The Management Board of AmRest Holdings SE (“AmRest”, ”the Company”) informs about receiving on May 19th, 2014 from one of the AmRest shareholders, WP Holdings VII B.V. (“the Shareholder”), with its registered head office in Amsterdam, the Netherlands, currently holding 6 726 790 shares of AmRest, the notice of intention to nominate Mr. Amr Kronfol (“the Candidate”) as a candidate to the Supervisory Board of the Company during Annual General Meeting of AmRest (“the AGM”) to be convened on June 4th, 2014. According to the notification Mr. Amr Kronfol will replace Mr. Robert Feuer, whom the Shareholder nominated to the Supervisory Board of the Company in 2010 and who intends to resign. The intention of the Shareholder is that the appointment of Mr. Kronfol will only be effective if and when Mr. Feuer resigns from AmRest Supervisory Board.
Mr. Amr Kronfol declared his consent to be candidate to the Supervisory Board of the Company, and confirmed he meets the criteria required for a candidate to the supervisory boards, as provided for in the respective provisions of law.
The biography of the Candidate is enclosed to the regulatory announcement.
The Shareholder, pursuant to the Art. 401 par. 4 of the Code of Commercial Companies, submitted below proposal of draft resolution concerning the item 14 of AmRest Annual General Meeting agenda ("Adoption of a resolutions appointing members of the Supervisory Board") and requested the Management Board of the Company to put it to the vote at the AGM.

_ _ _ _ _ _ _

Aim of the task: In the AmRest announcement, change "Amsterdam" to "Rotterdam" and give the passage from "The Management Board of AmRest" to "AmRest Supervisory Board." with that change.

_ _ _ _ _ _ _

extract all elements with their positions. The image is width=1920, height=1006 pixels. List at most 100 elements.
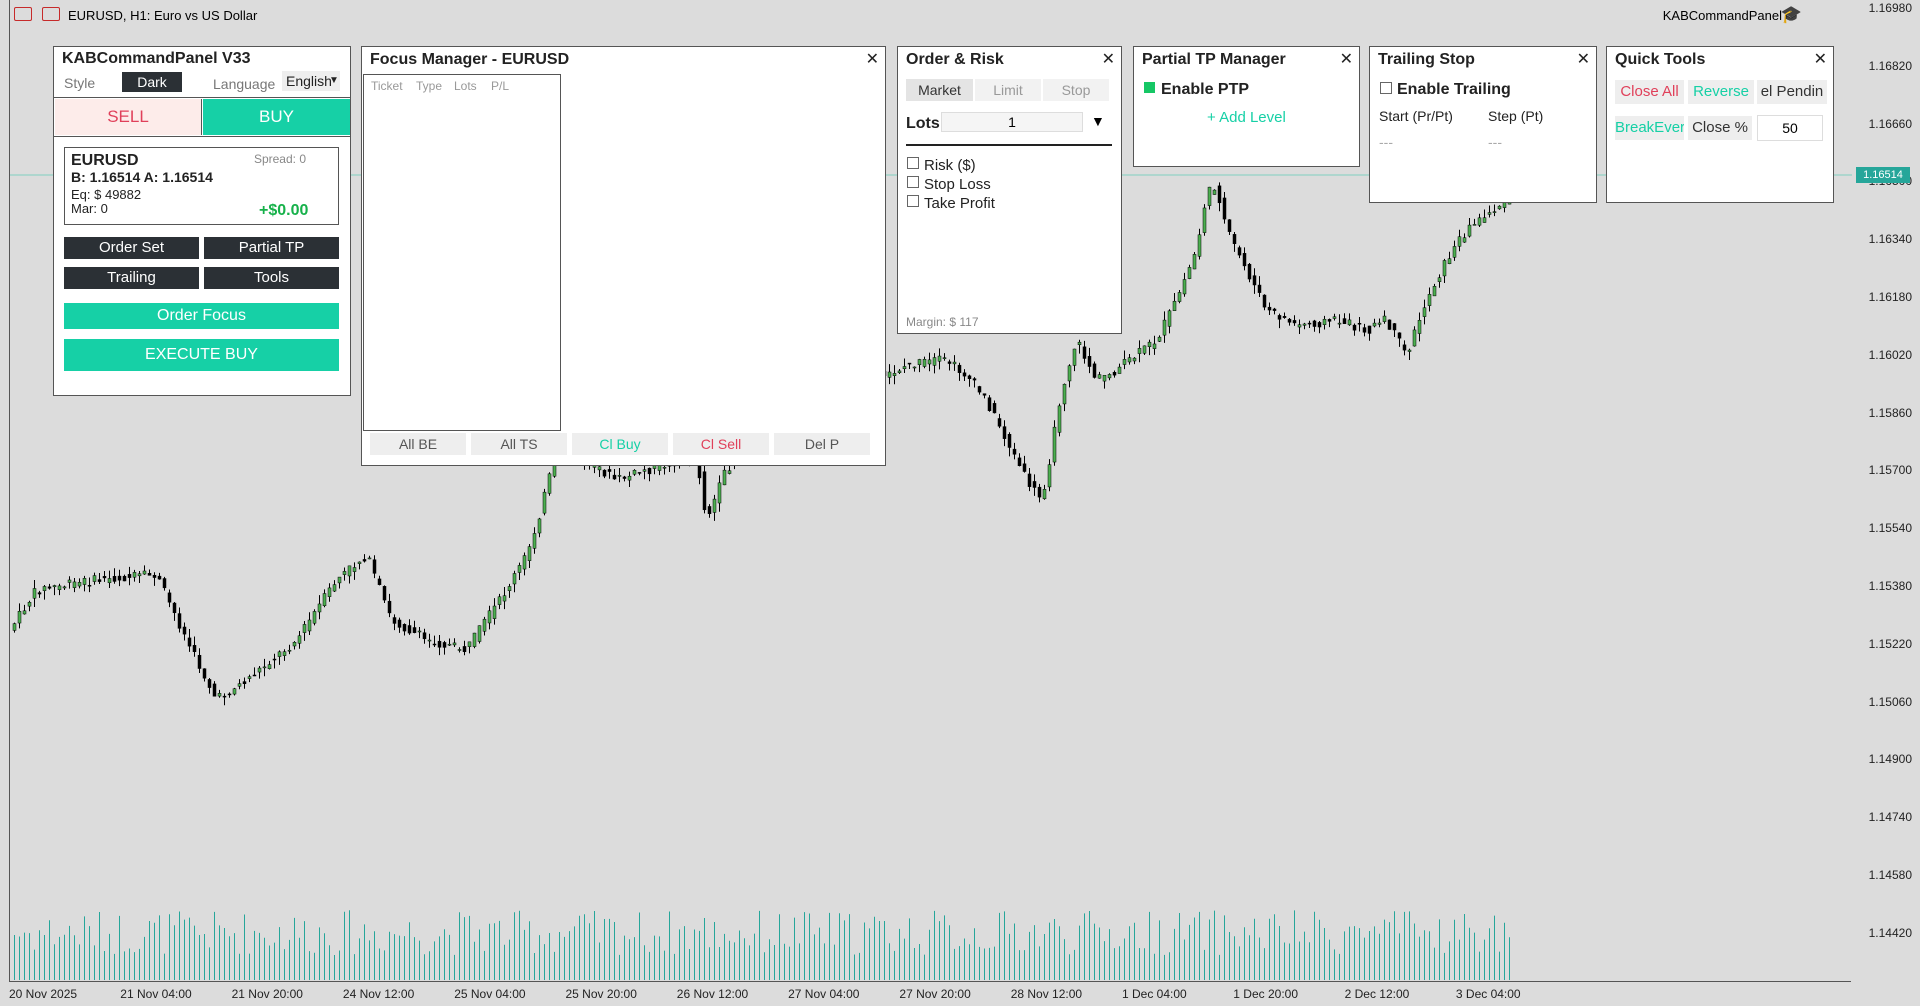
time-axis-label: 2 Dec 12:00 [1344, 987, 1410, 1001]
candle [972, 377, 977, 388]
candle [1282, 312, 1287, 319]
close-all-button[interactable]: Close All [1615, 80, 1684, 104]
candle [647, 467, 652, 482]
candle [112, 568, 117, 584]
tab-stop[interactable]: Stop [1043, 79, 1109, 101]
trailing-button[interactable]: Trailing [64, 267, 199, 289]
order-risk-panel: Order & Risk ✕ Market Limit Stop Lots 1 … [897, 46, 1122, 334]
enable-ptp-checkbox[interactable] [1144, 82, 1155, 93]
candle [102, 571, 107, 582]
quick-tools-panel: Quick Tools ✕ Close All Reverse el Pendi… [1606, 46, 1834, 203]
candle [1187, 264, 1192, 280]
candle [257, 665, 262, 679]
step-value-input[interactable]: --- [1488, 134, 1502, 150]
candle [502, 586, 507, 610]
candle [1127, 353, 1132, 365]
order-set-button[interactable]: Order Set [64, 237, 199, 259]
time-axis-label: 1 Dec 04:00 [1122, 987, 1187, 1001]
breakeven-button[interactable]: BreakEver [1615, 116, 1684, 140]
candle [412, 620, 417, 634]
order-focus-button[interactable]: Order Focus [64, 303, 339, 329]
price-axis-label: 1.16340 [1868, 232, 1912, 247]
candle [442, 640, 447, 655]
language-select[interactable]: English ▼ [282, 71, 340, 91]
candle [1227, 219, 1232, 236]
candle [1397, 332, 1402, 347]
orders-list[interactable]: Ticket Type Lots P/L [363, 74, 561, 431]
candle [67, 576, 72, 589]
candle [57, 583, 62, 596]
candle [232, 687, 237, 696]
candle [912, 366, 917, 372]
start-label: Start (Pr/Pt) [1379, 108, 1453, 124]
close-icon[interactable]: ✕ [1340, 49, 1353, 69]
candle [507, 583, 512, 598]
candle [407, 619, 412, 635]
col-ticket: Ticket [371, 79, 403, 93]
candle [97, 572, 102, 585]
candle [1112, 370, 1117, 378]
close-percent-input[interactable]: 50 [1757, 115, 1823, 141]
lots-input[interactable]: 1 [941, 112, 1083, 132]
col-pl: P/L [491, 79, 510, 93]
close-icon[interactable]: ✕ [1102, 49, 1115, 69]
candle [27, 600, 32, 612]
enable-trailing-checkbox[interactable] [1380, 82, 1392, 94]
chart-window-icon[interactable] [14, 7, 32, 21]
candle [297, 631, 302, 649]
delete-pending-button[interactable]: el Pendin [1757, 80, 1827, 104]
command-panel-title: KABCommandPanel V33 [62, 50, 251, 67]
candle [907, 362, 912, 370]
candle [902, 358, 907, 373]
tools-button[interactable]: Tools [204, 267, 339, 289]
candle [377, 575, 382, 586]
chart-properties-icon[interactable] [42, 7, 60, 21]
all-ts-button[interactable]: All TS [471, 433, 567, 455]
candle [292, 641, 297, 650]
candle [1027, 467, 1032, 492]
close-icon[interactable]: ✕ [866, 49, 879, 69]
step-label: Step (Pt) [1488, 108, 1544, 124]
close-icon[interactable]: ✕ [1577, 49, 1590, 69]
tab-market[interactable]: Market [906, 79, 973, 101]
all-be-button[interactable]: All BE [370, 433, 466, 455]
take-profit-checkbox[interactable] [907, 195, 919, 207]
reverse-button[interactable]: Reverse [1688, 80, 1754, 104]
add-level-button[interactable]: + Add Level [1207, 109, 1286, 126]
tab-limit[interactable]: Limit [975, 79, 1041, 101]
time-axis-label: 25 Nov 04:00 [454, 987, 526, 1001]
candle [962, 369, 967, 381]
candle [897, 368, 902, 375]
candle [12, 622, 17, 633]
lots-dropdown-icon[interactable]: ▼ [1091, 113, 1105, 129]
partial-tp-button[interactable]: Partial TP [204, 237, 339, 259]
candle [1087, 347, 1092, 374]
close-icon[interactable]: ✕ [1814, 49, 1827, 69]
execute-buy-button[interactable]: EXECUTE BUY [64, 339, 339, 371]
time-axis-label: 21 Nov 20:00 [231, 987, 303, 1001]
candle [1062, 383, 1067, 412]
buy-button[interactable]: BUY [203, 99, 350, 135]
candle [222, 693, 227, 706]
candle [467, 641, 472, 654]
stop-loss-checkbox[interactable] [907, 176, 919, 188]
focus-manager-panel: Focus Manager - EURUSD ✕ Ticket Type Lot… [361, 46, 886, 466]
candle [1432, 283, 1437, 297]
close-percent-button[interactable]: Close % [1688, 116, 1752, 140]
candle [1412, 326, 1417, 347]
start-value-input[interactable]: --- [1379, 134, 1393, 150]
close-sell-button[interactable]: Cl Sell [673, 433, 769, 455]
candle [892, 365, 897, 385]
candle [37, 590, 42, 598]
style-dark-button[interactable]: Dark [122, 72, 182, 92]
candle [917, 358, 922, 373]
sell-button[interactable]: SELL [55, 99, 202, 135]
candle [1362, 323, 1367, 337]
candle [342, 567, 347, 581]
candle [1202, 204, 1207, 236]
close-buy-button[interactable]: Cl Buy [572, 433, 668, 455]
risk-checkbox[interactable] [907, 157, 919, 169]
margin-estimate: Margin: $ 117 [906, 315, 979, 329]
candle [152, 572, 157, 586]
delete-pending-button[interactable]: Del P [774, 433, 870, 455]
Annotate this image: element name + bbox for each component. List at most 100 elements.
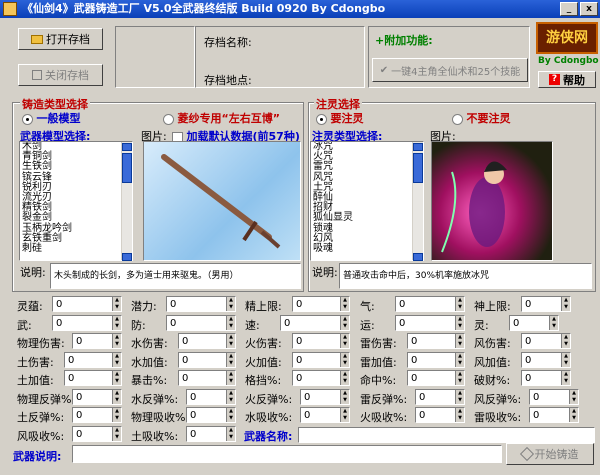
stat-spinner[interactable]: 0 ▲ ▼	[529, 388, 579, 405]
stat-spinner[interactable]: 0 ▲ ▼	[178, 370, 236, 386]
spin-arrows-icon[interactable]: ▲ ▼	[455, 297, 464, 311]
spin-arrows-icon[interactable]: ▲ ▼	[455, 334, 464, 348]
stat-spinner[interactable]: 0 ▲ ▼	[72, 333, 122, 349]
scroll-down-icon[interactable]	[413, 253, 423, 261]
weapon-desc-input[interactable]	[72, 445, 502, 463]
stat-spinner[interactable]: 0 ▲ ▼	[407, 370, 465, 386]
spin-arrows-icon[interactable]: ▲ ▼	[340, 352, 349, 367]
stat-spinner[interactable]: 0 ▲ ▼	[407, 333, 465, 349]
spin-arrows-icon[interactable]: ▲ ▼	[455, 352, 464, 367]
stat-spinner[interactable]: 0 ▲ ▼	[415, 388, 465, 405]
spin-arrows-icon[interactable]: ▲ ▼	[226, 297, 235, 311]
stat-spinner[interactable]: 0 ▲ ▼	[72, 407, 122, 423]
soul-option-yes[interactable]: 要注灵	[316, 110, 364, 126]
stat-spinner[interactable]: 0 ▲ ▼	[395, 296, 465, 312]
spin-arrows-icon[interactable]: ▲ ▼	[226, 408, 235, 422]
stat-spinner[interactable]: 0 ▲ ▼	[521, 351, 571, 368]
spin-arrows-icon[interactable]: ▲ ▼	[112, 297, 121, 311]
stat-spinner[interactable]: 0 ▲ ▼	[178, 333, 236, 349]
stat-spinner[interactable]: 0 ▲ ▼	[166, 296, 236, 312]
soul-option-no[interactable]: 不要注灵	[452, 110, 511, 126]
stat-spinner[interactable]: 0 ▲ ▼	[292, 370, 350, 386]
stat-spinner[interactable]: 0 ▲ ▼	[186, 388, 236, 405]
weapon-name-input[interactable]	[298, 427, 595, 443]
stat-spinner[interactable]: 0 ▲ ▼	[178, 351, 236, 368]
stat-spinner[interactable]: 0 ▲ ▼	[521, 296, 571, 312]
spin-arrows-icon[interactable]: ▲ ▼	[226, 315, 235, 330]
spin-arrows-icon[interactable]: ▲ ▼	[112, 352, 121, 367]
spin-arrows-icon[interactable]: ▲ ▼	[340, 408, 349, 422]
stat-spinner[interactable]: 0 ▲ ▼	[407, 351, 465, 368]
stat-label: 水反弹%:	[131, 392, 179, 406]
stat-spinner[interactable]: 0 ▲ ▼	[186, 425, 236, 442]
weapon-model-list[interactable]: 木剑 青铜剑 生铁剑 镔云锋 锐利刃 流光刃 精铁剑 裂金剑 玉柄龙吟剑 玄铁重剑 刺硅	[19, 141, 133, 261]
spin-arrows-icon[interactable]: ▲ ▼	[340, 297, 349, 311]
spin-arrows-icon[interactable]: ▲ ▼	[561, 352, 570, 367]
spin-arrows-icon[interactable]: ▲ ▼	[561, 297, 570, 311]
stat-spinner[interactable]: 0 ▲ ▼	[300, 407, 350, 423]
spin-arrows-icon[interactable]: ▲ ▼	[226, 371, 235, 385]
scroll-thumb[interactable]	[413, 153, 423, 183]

_ _ _ _ _ _ _

Solution for this problem:
The Management Board of AmRest Holdings SE (“AmRest”, ”the Company”) informs about receiving on May 19th, 2014 from one of the AmRest shareholders, WP Holdings VII B.V. (“the Shareholder”), with its registered head office in Rotterdam, the Netherlands, currently holding 6 726 790 shares of AmRest, the notice of intention to nominate Mr. Amr Kronfol (“the Candidate”) as a candidate to the Supervisory Board of the Company during Annual General Meeting of AmRest (“the AGM”) to be convened on June 4th, 2014. According to the notification Mr. Amr Kronfol will replace Mr. Robert Feuer, whom the Shareholder nominated to the Supervisory Board of the Company in 2010 and who intends to resign. The intention of the Shareholder is that the appointment of Mr. Kronfol will only be effective if and when Mr. Feuer resigns from AmRest Supervisory Board.